**Required task**.
Copy out each line of the data holding "this".

**Data shown**.
══════
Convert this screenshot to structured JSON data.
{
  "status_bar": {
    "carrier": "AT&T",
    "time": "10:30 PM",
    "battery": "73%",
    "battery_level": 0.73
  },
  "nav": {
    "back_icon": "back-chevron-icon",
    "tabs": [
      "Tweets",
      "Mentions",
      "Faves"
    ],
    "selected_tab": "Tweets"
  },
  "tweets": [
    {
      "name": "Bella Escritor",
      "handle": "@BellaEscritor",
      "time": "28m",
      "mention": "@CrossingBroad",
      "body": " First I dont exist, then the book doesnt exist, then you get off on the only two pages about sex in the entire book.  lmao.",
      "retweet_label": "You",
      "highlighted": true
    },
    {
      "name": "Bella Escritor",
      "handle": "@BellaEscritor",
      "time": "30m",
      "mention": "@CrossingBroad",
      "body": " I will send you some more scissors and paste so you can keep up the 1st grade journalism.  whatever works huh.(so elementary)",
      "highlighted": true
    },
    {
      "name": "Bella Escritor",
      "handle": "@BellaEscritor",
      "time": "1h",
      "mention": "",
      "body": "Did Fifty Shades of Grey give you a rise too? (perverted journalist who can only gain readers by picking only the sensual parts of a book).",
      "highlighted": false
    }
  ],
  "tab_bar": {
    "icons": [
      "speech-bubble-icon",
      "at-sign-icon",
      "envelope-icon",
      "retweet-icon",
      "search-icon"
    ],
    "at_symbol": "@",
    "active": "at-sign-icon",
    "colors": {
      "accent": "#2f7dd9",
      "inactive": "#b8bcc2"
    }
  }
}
══════
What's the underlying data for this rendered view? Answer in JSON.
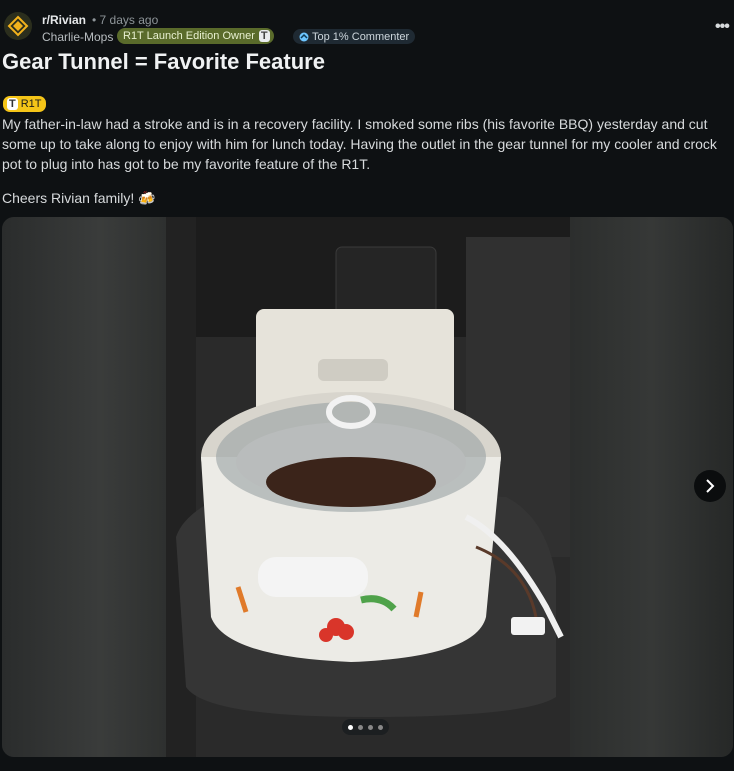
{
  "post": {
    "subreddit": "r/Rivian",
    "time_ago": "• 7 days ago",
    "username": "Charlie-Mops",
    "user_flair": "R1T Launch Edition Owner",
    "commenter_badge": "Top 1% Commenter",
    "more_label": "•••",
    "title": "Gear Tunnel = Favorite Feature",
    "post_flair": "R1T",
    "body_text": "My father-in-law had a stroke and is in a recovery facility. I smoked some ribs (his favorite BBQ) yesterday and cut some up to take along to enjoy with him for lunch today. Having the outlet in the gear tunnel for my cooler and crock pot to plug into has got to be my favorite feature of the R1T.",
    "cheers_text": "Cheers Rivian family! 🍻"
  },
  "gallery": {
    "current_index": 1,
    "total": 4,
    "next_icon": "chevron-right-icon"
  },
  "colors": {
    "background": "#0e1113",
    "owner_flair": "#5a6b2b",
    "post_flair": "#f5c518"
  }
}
══════
**Exercise answer**.
Convert this screenshot to structured JSON data.
What's the underlying data for this rendered view? Answer in JSON.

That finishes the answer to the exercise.